-- start of DATA LISTING --
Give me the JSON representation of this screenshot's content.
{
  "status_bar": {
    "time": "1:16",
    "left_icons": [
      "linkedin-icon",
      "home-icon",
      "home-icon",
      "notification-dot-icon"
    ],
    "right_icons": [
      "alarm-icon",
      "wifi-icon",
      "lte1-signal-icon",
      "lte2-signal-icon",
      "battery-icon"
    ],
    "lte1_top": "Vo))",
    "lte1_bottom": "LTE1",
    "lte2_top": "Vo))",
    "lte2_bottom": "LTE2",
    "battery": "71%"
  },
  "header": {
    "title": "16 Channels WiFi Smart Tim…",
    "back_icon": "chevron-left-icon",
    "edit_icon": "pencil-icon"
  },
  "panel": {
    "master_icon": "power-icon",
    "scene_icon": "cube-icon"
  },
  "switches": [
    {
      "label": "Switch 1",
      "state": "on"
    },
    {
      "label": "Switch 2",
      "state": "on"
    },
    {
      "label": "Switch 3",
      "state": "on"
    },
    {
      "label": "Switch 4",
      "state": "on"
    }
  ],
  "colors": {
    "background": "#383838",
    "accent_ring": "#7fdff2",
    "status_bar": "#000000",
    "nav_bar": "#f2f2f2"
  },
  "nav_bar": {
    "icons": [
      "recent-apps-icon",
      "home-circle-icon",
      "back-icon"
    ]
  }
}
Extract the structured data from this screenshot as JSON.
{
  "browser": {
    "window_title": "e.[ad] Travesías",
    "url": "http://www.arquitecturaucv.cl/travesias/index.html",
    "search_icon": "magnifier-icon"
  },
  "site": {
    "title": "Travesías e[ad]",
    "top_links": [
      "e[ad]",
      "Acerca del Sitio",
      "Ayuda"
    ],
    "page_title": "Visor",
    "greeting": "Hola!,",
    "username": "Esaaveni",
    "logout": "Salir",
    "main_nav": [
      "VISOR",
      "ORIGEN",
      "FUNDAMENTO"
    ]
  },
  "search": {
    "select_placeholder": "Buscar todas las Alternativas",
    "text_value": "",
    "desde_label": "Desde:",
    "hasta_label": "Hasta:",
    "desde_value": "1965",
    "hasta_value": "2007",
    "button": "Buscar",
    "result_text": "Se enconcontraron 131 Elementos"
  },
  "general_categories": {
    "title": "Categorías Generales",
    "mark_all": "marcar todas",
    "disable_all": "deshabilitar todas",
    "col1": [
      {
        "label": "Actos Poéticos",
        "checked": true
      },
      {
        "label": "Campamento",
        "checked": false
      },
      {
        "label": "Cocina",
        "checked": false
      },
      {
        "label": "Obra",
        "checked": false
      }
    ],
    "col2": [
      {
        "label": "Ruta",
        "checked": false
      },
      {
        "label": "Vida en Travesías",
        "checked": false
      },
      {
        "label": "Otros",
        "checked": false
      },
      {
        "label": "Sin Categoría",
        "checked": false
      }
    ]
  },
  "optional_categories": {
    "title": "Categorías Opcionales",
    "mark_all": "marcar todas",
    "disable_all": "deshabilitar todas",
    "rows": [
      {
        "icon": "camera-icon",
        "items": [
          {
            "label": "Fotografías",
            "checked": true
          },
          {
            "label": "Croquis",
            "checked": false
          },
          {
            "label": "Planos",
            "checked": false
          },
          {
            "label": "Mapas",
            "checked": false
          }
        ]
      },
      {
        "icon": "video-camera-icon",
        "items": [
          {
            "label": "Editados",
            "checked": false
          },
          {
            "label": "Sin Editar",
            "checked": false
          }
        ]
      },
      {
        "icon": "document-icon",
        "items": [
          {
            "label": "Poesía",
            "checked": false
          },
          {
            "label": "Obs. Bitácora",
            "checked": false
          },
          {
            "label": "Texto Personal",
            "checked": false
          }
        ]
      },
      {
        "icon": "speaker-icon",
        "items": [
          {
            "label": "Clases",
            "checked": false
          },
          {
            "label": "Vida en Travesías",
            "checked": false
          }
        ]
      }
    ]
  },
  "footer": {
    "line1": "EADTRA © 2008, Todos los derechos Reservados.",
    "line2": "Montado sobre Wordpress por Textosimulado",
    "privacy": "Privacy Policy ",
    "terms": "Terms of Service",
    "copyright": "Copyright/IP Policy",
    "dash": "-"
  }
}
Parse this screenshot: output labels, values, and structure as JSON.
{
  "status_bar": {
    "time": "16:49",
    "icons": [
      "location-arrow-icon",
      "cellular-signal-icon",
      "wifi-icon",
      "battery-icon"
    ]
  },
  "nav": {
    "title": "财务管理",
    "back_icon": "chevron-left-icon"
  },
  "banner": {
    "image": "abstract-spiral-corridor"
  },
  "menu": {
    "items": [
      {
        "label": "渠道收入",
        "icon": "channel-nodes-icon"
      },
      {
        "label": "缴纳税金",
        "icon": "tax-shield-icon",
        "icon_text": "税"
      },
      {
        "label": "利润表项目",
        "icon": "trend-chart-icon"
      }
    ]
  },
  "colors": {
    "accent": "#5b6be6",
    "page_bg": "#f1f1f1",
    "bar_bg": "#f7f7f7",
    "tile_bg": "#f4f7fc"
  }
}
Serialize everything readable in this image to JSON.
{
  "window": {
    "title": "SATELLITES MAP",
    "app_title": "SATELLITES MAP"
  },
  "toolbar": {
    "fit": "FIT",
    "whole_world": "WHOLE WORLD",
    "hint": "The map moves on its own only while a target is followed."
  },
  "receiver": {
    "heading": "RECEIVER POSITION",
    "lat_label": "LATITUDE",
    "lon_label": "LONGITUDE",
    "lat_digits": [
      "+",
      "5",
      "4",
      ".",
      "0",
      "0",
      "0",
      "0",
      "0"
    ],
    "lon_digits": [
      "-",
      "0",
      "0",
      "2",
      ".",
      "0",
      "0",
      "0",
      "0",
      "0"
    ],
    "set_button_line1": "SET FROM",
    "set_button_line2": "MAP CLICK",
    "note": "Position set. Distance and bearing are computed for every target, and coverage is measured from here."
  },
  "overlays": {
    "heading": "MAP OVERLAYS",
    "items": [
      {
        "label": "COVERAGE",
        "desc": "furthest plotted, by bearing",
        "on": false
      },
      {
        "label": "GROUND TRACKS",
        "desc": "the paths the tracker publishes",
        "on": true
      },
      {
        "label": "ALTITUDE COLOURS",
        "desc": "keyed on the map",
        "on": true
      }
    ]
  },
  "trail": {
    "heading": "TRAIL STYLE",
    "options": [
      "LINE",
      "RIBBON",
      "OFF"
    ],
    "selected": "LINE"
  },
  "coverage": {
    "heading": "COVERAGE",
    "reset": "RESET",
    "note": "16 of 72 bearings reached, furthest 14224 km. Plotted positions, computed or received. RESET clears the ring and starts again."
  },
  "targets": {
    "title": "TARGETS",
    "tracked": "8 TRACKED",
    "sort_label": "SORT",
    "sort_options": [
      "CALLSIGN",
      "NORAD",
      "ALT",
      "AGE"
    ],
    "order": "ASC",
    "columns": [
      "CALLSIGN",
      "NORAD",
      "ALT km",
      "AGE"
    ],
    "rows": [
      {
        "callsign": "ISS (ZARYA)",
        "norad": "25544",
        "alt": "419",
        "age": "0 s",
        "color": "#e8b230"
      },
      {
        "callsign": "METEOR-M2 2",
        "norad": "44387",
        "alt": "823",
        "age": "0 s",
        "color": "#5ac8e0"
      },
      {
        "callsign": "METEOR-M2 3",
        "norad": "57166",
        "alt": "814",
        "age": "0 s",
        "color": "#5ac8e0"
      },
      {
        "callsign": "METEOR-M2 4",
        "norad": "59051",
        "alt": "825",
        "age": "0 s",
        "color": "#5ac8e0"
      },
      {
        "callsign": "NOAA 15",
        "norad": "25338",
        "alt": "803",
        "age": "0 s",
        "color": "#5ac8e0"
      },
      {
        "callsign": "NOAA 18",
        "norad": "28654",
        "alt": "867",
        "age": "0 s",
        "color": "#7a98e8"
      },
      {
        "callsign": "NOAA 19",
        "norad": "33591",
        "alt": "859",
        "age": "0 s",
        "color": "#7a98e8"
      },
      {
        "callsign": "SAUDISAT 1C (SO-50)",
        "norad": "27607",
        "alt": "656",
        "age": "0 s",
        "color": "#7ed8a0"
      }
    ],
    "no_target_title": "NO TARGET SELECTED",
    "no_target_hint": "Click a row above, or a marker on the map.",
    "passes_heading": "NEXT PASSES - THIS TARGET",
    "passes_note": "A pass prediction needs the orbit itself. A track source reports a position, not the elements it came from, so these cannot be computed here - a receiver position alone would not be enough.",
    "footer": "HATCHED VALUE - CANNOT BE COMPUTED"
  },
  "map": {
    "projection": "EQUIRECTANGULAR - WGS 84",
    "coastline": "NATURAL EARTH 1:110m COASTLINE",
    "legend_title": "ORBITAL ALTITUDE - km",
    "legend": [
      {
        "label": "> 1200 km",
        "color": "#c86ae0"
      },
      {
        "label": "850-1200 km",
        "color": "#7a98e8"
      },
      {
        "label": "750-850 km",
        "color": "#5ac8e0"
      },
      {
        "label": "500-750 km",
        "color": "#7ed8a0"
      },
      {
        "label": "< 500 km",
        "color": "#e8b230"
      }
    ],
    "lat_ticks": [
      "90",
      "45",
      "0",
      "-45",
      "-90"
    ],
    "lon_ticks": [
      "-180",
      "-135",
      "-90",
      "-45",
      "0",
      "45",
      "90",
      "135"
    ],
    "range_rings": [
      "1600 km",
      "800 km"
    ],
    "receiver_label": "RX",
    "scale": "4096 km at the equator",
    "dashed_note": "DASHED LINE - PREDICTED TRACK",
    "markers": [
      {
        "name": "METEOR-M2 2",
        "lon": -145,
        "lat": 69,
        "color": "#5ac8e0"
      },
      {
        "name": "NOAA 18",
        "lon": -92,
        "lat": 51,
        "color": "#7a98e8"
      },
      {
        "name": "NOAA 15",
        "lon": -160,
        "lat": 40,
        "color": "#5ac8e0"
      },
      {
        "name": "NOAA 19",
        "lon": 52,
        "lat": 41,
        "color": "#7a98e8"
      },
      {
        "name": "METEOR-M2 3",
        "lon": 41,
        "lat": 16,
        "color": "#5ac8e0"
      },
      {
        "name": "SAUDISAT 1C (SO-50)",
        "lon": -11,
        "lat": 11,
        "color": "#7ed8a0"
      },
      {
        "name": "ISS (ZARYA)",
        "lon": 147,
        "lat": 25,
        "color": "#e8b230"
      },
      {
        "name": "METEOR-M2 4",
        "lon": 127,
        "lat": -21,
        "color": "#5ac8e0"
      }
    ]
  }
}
-- end of DATA LISTING --
YOUR GOAL:
Search the data for "ALTITUDE". Copy every line that has it.

PROBLEM SOLUTION:
        "label": "ALTITUDE COLOURS",
    "legend_title": "ORBITAL ALTITUDE - km",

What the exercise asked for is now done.